→ **SHORT TASK**: Include the line containing "What's the underlying" and every line after it up to the end of the material below; reproduce them exactly and drop the pictures.

== DATASET ENTRIES ==

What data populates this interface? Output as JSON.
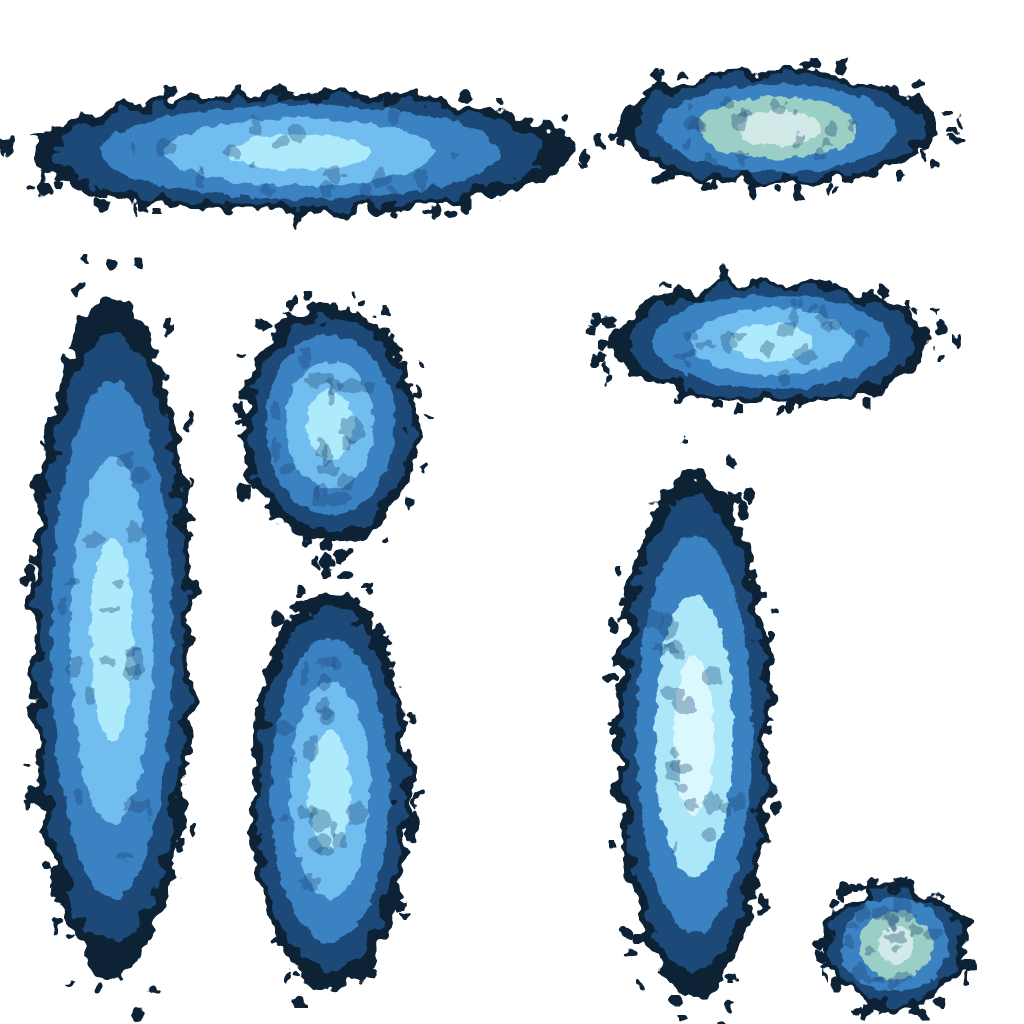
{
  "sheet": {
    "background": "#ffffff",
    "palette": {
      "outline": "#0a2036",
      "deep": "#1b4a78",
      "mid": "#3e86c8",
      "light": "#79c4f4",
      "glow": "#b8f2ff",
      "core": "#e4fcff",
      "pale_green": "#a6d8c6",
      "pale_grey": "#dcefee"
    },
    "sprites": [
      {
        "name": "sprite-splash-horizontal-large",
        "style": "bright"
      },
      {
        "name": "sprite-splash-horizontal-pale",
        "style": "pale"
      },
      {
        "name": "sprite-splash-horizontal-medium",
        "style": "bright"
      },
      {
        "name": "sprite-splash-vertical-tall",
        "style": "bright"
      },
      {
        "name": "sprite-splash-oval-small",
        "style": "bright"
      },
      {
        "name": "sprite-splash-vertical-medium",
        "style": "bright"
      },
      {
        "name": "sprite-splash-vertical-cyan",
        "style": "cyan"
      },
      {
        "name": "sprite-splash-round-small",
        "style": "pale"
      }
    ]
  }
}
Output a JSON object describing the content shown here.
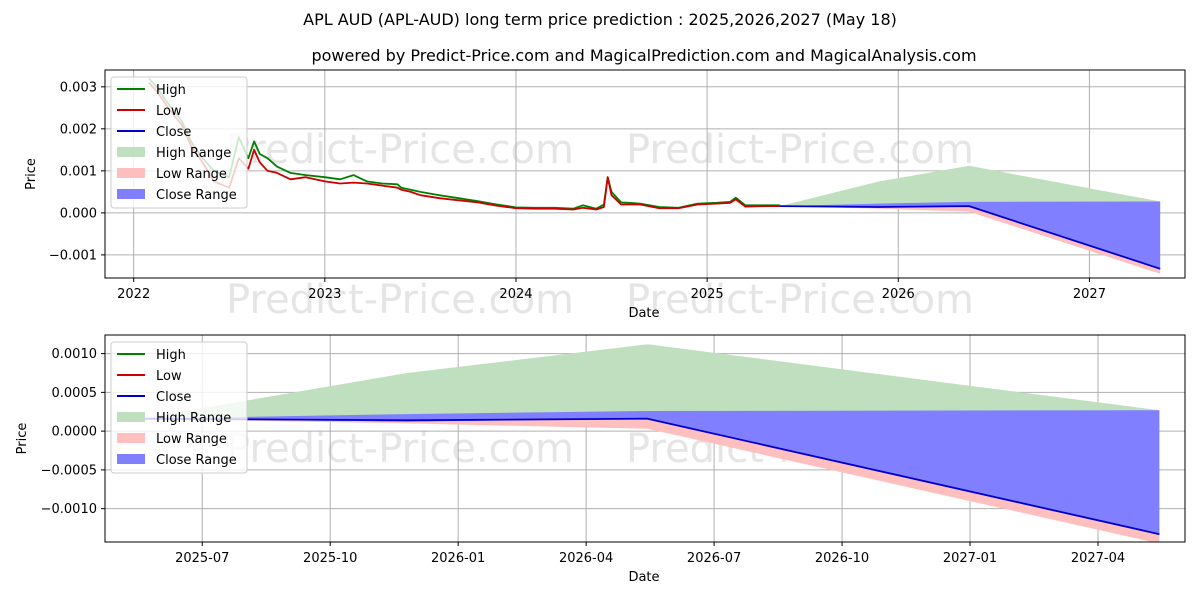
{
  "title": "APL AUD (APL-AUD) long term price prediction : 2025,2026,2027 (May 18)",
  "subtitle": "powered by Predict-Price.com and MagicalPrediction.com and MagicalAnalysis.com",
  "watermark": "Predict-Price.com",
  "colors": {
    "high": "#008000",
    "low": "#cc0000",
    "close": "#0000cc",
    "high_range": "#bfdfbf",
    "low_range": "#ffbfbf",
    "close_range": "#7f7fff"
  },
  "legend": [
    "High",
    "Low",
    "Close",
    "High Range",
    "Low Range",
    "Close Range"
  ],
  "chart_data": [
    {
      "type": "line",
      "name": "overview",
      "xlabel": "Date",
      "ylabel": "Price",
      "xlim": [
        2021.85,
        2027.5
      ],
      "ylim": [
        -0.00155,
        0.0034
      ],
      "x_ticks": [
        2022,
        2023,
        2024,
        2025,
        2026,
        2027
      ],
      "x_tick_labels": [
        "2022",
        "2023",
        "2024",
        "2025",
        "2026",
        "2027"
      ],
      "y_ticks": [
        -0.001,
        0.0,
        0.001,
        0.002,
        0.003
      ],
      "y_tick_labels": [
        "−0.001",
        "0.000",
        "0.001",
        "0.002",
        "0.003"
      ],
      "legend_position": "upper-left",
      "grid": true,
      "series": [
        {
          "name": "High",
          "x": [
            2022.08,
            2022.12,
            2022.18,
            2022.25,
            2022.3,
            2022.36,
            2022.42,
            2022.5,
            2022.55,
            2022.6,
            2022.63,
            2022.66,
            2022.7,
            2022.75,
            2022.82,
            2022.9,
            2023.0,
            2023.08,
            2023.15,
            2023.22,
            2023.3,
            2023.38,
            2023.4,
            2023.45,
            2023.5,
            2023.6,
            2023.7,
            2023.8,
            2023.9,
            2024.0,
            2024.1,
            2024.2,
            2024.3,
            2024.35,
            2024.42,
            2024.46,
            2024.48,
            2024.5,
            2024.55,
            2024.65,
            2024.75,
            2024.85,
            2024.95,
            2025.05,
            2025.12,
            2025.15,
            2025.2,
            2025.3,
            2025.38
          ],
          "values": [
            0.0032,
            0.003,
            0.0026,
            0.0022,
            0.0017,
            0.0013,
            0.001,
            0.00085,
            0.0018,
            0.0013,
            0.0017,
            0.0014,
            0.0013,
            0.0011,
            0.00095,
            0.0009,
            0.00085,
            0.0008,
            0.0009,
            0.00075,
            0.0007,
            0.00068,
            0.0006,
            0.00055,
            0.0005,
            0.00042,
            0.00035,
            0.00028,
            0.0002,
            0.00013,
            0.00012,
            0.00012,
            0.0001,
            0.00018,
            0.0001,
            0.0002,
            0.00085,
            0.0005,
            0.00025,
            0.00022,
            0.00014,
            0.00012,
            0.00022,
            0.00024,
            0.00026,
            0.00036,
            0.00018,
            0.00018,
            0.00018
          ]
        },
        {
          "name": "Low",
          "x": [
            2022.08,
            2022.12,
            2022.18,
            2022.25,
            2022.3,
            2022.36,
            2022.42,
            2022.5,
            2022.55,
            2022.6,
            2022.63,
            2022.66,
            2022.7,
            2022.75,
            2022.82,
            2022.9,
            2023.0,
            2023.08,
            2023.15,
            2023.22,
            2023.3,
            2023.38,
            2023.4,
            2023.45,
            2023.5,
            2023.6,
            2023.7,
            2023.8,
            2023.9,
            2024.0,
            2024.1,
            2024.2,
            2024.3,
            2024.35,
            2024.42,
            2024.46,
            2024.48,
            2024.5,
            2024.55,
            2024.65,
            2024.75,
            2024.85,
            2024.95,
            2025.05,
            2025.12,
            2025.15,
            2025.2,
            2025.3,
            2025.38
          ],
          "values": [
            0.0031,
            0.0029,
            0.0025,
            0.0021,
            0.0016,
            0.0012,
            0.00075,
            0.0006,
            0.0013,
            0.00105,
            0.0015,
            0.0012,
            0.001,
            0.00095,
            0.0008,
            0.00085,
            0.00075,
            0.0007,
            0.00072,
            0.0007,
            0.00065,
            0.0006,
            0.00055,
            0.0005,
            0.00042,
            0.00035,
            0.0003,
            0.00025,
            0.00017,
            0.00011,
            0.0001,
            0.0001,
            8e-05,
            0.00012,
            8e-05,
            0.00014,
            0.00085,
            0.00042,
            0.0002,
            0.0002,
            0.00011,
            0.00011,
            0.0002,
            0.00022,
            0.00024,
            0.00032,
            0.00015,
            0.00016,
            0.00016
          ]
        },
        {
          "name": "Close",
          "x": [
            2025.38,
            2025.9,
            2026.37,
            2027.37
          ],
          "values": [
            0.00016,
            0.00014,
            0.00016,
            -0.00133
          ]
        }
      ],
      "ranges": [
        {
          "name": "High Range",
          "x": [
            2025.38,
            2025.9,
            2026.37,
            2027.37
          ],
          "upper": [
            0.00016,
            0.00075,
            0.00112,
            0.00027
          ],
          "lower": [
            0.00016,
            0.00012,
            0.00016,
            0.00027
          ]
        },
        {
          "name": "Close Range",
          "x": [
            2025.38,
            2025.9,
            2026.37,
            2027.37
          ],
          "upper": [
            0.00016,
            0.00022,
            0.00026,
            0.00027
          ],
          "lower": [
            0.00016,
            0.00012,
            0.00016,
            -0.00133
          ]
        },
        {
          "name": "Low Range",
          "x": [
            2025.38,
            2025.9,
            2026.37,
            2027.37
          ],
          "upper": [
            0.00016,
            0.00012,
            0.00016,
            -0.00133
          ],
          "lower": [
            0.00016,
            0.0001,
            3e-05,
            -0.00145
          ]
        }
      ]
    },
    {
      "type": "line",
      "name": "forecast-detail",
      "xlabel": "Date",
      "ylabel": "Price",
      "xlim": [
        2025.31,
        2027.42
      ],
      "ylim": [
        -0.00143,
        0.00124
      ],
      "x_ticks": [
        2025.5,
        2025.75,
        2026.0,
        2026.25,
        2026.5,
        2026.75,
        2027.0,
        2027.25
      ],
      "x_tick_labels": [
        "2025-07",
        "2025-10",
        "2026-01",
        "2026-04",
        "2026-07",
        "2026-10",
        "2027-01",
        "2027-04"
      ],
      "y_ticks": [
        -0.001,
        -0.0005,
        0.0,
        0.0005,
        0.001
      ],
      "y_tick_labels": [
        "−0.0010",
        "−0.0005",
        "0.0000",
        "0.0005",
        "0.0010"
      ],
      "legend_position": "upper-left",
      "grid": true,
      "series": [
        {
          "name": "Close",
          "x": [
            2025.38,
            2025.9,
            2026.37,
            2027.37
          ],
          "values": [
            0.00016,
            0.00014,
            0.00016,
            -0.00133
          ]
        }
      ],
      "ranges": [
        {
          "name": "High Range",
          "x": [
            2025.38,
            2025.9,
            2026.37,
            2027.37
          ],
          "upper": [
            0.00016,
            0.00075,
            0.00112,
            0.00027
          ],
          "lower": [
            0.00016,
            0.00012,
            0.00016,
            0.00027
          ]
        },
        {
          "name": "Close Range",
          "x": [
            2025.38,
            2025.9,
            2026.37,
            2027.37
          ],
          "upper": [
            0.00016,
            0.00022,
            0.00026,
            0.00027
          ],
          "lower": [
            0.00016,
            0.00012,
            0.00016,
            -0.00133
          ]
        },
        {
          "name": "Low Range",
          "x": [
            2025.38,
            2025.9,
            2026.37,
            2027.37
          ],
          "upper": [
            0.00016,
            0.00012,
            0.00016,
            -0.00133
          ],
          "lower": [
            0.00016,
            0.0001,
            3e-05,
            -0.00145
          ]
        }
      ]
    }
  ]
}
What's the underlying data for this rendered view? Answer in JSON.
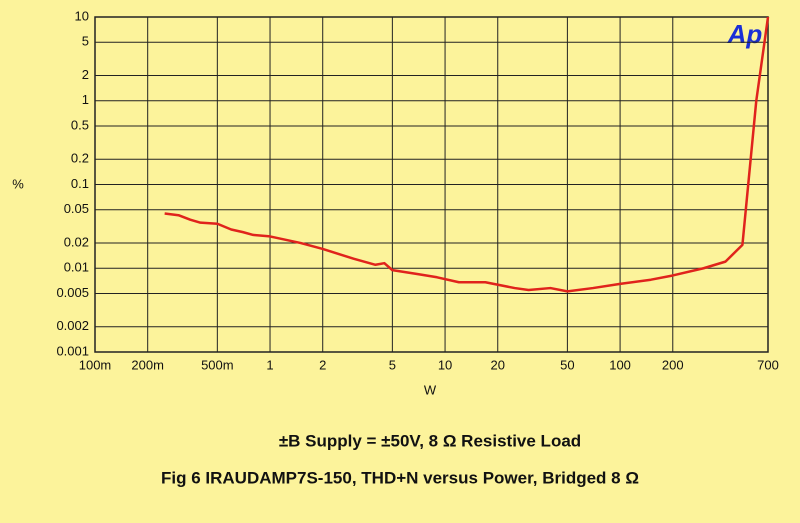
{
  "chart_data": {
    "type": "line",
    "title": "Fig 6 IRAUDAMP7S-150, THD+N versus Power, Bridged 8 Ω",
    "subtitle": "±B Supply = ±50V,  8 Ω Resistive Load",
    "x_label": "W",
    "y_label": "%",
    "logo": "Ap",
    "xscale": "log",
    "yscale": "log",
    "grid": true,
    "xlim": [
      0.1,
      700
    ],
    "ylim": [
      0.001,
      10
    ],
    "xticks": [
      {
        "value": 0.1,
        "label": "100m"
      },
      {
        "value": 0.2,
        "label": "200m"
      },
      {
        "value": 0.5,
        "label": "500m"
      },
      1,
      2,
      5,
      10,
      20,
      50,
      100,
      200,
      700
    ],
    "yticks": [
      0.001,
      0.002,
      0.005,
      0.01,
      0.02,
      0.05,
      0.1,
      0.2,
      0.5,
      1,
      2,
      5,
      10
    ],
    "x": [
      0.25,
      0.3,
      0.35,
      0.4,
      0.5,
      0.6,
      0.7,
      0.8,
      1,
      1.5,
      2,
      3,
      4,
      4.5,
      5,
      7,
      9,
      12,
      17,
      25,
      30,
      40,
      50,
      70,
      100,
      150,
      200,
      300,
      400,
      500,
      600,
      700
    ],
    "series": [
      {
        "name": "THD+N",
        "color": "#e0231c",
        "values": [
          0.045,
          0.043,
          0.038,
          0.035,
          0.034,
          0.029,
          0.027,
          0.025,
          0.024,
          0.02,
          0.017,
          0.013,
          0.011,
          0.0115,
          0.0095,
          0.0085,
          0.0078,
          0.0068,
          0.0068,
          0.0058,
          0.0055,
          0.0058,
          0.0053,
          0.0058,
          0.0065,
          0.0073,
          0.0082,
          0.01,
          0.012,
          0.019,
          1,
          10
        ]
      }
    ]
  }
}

===

→ **EXERCISE RESPONSE**:
What's the underlying data for this rendered view? Answer in JSON.
{
  "chart_data": {
    "type": "line",
    "title": "Fig 6 IRAUDAMP7S-150, THD+N versus Power, Bridged 8 Ω",
    "subtitle": "±B Supply = ±50V,  8 Ω Resistive Load",
    "x_label": "W",
    "y_label": "%",
    "logo": "Ap",
    "xscale": "log",
    "yscale": "log",
    "grid": true,
    "xlim": [
      0.1,
      700
    ],
    "ylim": [
      0.001,
      10
    ],
    "xticks": [
      {
        "value": 0.1,
        "label": "100m"
      },
      {
        "value": 0.2,
        "label": "200m"
      },
      {
        "value": 0.5,
        "label": "500m"
      },
      1,
      2,
      5,
      10,
      20,
      50,
      100,
      200,
      700
    ],
    "yticks": [
      0.001,
      0.002,
      0.005,
      0.01,
      0.02,
      0.05,
      0.1,
      0.2,
      0.5,
      1,
      2,
      5,
      10
    ],
    "x": [
      0.25,
      0.3,
      0.35,
      0.4,
      0.5,
      0.6,
      0.7,
      0.8,
      1,
      1.5,
      2,
      3,
      4,
      4.5,
      5,
      7,
      9,
      12,
      17,
      25,
      30,
      40,
      50,
      70,
      100,
      150,
      200,
      300,
      400,
      500,
      600,
      700
    ],
    "series": [
      {
        "name": "THD+N",
        "color": "#e0231c",
        "values": [
          0.045,
          0.043,
          0.038,
          0.035,
          0.034,
          0.029,
          0.027,
          0.025,
          0.024,
          0.02,
          0.017,
          0.013,
          0.011,
          0.0115,
          0.0095,
          0.0085,
          0.0078,
          0.0068,
          0.0068,
          0.0058,
          0.0055,
          0.0058,
          0.0053,
          0.0058,
          0.0065,
          0.0073,
          0.0082,
          0.01,
          0.012,
          0.019,
          1,
          10
        ]
      }
    ]
  }
}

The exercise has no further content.